▶ **Goal**
Everything in the data should be repeated exactly, save for the images.

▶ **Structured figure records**
◇ ◇ ◇

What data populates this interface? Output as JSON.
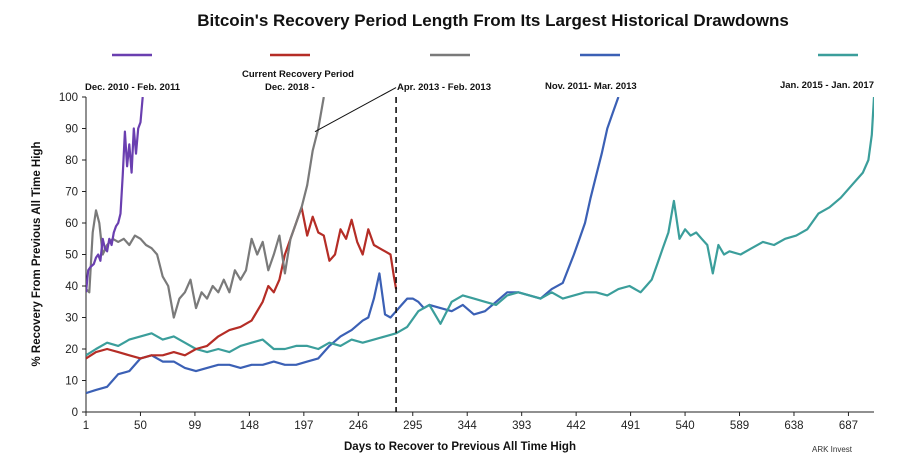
{
  "chart_data": {
    "type": "line",
    "title": "Bitcoin's Recovery Period Length From Its Largest Historical Drawdowns",
    "xlabel": "Days to Recover to Previous All Time High",
    "ylabel": "% Recovery From Previous All Time High",
    "credit": "ARK Invest",
    "xlim": [
      1,
      710
    ],
    "ylim": [
      0,
      100
    ],
    "x_ticks": [
      1,
      50,
      99,
      148,
      197,
      246,
      295,
      344,
      393,
      442,
      491,
      540,
      589,
      638,
      687
    ],
    "y_ticks": [
      0,
      10,
      20,
      30,
      40,
      50,
      60,
      70,
      80,
      90,
      100
    ],
    "marker_line": {
      "x": 280,
      "style": "dashed"
    },
    "annotation_pointer": {
      "from": [
        207,
        89
      ],
      "to": [
        280,
        103
      ]
    },
    "series": [
      {
        "name": "Dec. 2010 - Feb. 2011",
        "color": "#6a3fb0",
        "x": [
          1,
          3,
          5,
          8,
          10,
          12,
          14,
          16,
          18,
          20,
          22,
          24,
          26,
          28,
          30,
          32,
          34,
          36,
          38,
          40,
          42,
          44,
          46,
          48,
          50,
          52
        ],
        "y": [
          38,
          45,
          46,
          47,
          49,
          50,
          48,
          55,
          52,
          51,
          55,
          53,
          57,
          59,
          60,
          63,
          75,
          89,
          78,
          85,
          76,
          90,
          82,
          90,
          92,
          100
        ]
      },
      {
        "name": "Dec. 2018 -",
        "label_prefix": "Current Recovery Period",
        "color": "#b52d26",
        "x": [
          1,
          10,
          20,
          30,
          40,
          50,
          60,
          70,
          80,
          90,
          100,
          110,
          120,
          130,
          140,
          150,
          160,
          165,
          170,
          175,
          180,
          185,
          190,
          195,
          200,
          205,
          210,
          215,
          220,
          225,
          230,
          235,
          240,
          245,
          250,
          255,
          260,
          265,
          270,
          275,
          278,
          280
        ],
        "y": [
          17,
          19,
          20,
          19,
          18,
          17,
          18,
          18,
          19,
          18,
          20,
          21,
          24,
          26,
          27,
          29,
          35,
          40,
          38,
          42,
          50,
          55,
          60,
          65,
          56,
          62,
          57,
          56,
          48,
          50,
          58,
          55,
          61,
          54,
          50,
          58,
          53,
          52,
          51,
          50,
          43,
          39
        ]
      },
      {
        "name": "Apr. 2013 - Feb. 2013",
        "color": "#7a7a7a",
        "x": [
          1,
          4,
          7,
          10,
          13,
          16,
          20,
          25,
          30,
          35,
          40,
          45,
          50,
          55,
          60,
          65,
          70,
          75,
          80,
          85,
          90,
          95,
          100,
          105,
          110,
          115,
          120,
          125,
          130,
          135,
          140,
          145,
          150,
          155,
          160,
          165,
          170,
          175,
          180,
          185,
          190,
          195,
          200,
          205,
          210,
          215
        ],
        "y": [
          39,
          38,
          57,
          64,
          60,
          50,
          53,
          55,
          54,
          55,
          53,
          56,
          55,
          53,
          52,
          50,
          43,
          40,
          30,
          36,
          38,
          42,
          33,
          38,
          36,
          40,
          38,
          42,
          38,
          45,
          42,
          45,
          55,
          50,
          54,
          45,
          50,
          56,
          44,
          55,
          60,
          65,
          72,
          83,
          90,
          100
        ]
      },
      {
        "name": "Nov. 2011- Mar. 2013",
        "color": "#3b60b5",
        "x": [
          1,
          10,
          20,
          30,
          40,
          50,
          60,
          70,
          80,
          90,
          100,
          110,
          120,
          130,
          140,
          150,
          160,
          170,
          180,
          190,
          200,
          210,
          220,
          230,
          240,
          250,
          255,
          260,
          265,
          270,
          275,
          280,
          285,
          290,
          295,
          300,
          305,
          310,
          320,
          330,
          340,
          350,
          360,
          370,
          380,
          390,
          400,
          410,
          420,
          430,
          440,
          445,
          450,
          455,
          460,
          465,
          470,
          475,
          480
        ],
        "y": [
          6,
          7,
          8,
          12,
          13,
          17,
          18,
          16,
          16,
          14,
          13,
          14,
          15,
          15,
          14,
          15,
          15,
          16,
          15,
          15,
          16,
          17,
          21,
          24,
          26,
          29,
          30,
          36,
          44,
          31,
          30,
          32,
          34,
          36,
          36,
          35,
          33,
          34,
          33,
          32,
          34,
          31,
          32,
          35,
          38,
          38,
          37,
          36,
          39,
          41,
          50,
          55,
          60,
          68,
          75,
          82,
          90,
          95,
          100
        ]
      },
      {
        "name": "Jan. 2015 - Jan. 2017",
        "color": "#3b9e9b",
        "x": [
          1,
          10,
          20,
          30,
          40,
          50,
          60,
          70,
          80,
          90,
          100,
          110,
          120,
          130,
          140,
          150,
          160,
          170,
          180,
          190,
          200,
          210,
          220,
          230,
          240,
          250,
          260,
          270,
          280,
          290,
          300,
          310,
          320,
          330,
          340,
          350,
          360,
          370,
          380,
          390,
          400,
          410,
          420,
          430,
          440,
          450,
          460,
          470,
          480,
          490,
          500,
          505,
          510,
          515,
          520,
          525,
          530,
          535,
          540,
          545,
          550,
          555,
          560,
          565,
          570,
          575,
          580,
          590,
          600,
          610,
          620,
          630,
          640,
          650,
          660,
          670,
          680,
          690,
          700,
          705,
          708,
          710
        ],
        "y": [
          18,
          20,
          22,
          21,
          23,
          24,
          25,
          23,
          24,
          22,
          20,
          19,
          20,
          19,
          21,
          22,
          23,
          20,
          20,
          21,
          21,
          20,
          22,
          21,
          23,
          22,
          23,
          24,
          25,
          27,
          32,
          34,
          28,
          35,
          37,
          36,
          35,
          34,
          37,
          38,
          37,
          36,
          38,
          36,
          37,
          38,
          38,
          37,
          39,
          40,
          38,
          40,
          42,
          47,
          52,
          57,
          67,
          55,
          58,
          56,
          57,
          55,
          53,
          44,
          53,
          50,
          51,
          50,
          52,
          54,
          53,
          55,
          56,
          58,
          63,
          65,
          68,
          72,
          76,
          80,
          88,
          100
        ]
      }
    ]
  }
}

◇ ◇ ◇

▶ **Full solution**
What data populates this interface? Output as JSON.
{
  "chart_data": {
    "type": "line",
    "title": "Bitcoin's Recovery Period Length From Its Largest Historical Drawdowns",
    "xlabel": "Days to Recover to Previous All Time High",
    "ylabel": "% Recovery From Previous All Time High",
    "credit": "ARK Invest",
    "xlim": [
      1,
      710
    ],
    "ylim": [
      0,
      100
    ],
    "x_ticks": [
      1,
      50,
      99,
      148,
      197,
      246,
      295,
      344,
      393,
      442,
      491,
      540,
      589,
      638,
      687
    ],
    "y_ticks": [
      0,
      10,
      20,
      30,
      40,
      50,
      60,
      70,
      80,
      90,
      100
    ],
    "marker_line": {
      "x": 280,
      "style": "dashed"
    },
    "annotation_pointer": {
      "from": [
        207,
        89
      ],
      "to": [
        280,
        103
      ]
    },
    "series": [
      {
        "name": "Dec. 2010 - Feb. 2011",
        "color": "#6a3fb0",
        "x": [
          1,
          3,
          5,
          8,
          10,
          12,
          14,
          16,
          18,
          20,
          22,
          24,
          26,
          28,
          30,
          32,
          34,
          36,
          38,
          40,
          42,
          44,
          46,
          48,
          50,
          52
        ],
        "y": [
          38,
          45,
          46,
          47,
          49,
          50,
          48,
          55,
          52,
          51,
          55,
          53,
          57,
          59,
          60,
          63,
          75,
          89,
          78,
          85,
          76,
          90,
          82,
          90,
          92,
          100
        ]
      },
      {
        "name": "Dec. 2018 -",
        "label_prefix": "Current Recovery Period",
        "color": "#b52d26",
        "x": [
          1,
          10,
          20,
          30,
          40,
          50,
          60,
          70,
          80,
          90,
          100,
          110,
          120,
          130,
          140,
          150,
          160,
          165,
          170,
          175,
          180,
          185,
          190,
          195,
          200,
          205,
          210,
          215,
          220,
          225,
          230,
          235,
          240,
          245,
          250,
          255,
          260,
          265,
          270,
          275,
          278,
          280
        ],
        "y": [
          17,
          19,
          20,
          19,
          18,
          17,
          18,
          18,
          19,
          18,
          20,
          21,
          24,
          26,
          27,
          29,
          35,
          40,
          38,
          42,
          50,
          55,
          60,
          65,
          56,
          62,
          57,
          56,
          48,
          50,
          58,
          55,
          61,
          54,
          50,
          58,
          53,
          52,
          51,
          50,
          43,
          39
        ]
      },
      {
        "name": "Apr. 2013 - Feb. 2013",
        "color": "#7a7a7a",
        "x": [
          1,
          4,
          7,
          10,
          13,
          16,
          20,
          25,
          30,
          35,
          40,
          45,
          50,
          55,
          60,
          65,
          70,
          75,
          80,
          85,
          90,
          95,
          100,
          105,
          110,
          115,
          120,
          125,
          130,
          135,
          140,
          145,
          150,
          155,
          160,
          165,
          170,
          175,
          180,
          185,
          190,
          195,
          200,
          205,
          210,
          215
        ],
        "y": [
          39,
          38,
          57,
          64,
          60,
          50,
          53,
          55,
          54,
          55,
          53,
          56,
          55,
          53,
          52,
          50,
          43,
          40,
          30,
          36,
          38,
          42,
          33,
          38,
          36,
          40,
          38,
          42,
          38,
          45,
          42,
          45,
          55,
          50,
          54,
          45,
          50,
          56,
          44,
          55,
          60,
          65,
          72,
          83,
          90,
          100
        ]
      },
      {
        "name": "Nov. 2011- Mar. 2013",
        "color": "#3b60b5",
        "x": [
          1,
          10,
          20,
          30,
          40,
          50,
          60,
          70,
          80,
          90,
          100,
          110,
          120,
          130,
          140,
          150,
          160,
          170,
          180,
          190,
          200,
          210,
          220,
          230,
          240,
          250,
          255,
          260,
          265,
          270,
          275,
          280,
          285,
          290,
          295,
          300,
          305,
          310,
          320,
          330,
          340,
          350,
          360,
          370,
          380,
          390,
          400,
          410,
          420,
          430,
          440,
          445,
          450,
          455,
          460,
          465,
          470,
          475,
          480
        ],
        "y": [
          6,
          7,
          8,
          12,
          13,
          17,
          18,
          16,
          16,
          14,
          13,
          14,
          15,
          15,
          14,
          15,
          15,
          16,
          15,
          15,
          16,
          17,
          21,
          24,
          26,
          29,
          30,
          36,
          44,
          31,
          30,
          32,
          34,
          36,
          36,
          35,
          33,
          34,
          33,
          32,
          34,
          31,
          32,
          35,
          38,
          38,
          37,
          36,
          39,
          41,
          50,
          55,
          60,
          68,
          75,
          82,
          90,
          95,
          100
        ]
      },
      {
        "name": "Jan. 2015 - Jan. 2017",
        "color": "#3b9e9b",
        "x": [
          1,
          10,
          20,
          30,
          40,
          50,
          60,
          70,
          80,
          90,
          100,
          110,
          120,
          130,
          140,
          150,
          160,
          170,
          180,
          190,
          200,
          210,
          220,
          230,
          240,
          250,
          260,
          270,
          280,
          290,
          300,
          310,
          320,
          330,
          340,
          350,
          360,
          370,
          380,
          390,
          400,
          410,
          420,
          430,
          440,
          450,
          460,
          470,
          480,
          490,
          500,
          505,
          510,
          515,
          520,
          525,
          530,
          535,
          540,
          545,
          550,
          555,
          560,
          565,
          570,
          575,
          580,
          590,
          600,
          610,
          620,
          630,
          640,
          650,
          660,
          670,
          680,
          690,
          700,
          705,
          708,
          710
        ],
        "y": [
          18,
          20,
          22,
          21,
          23,
          24,
          25,
          23,
          24,
          22,
          20,
          19,
          20,
          19,
          21,
          22,
          23,
          20,
          20,
          21,
          21,
          20,
          22,
          21,
          23,
          22,
          23,
          24,
          25,
          27,
          32,
          34,
          28,
          35,
          37,
          36,
          35,
          34,
          37,
          38,
          37,
          36,
          38,
          36,
          37,
          38,
          38,
          37,
          39,
          40,
          38,
          40,
          42,
          47,
          52,
          57,
          67,
          55,
          58,
          56,
          57,
          55,
          53,
          44,
          53,
          50,
          51,
          50,
          52,
          54,
          53,
          55,
          56,
          58,
          63,
          65,
          68,
          72,
          76,
          80,
          88,
          100
        ]
      }
    ]
  }
}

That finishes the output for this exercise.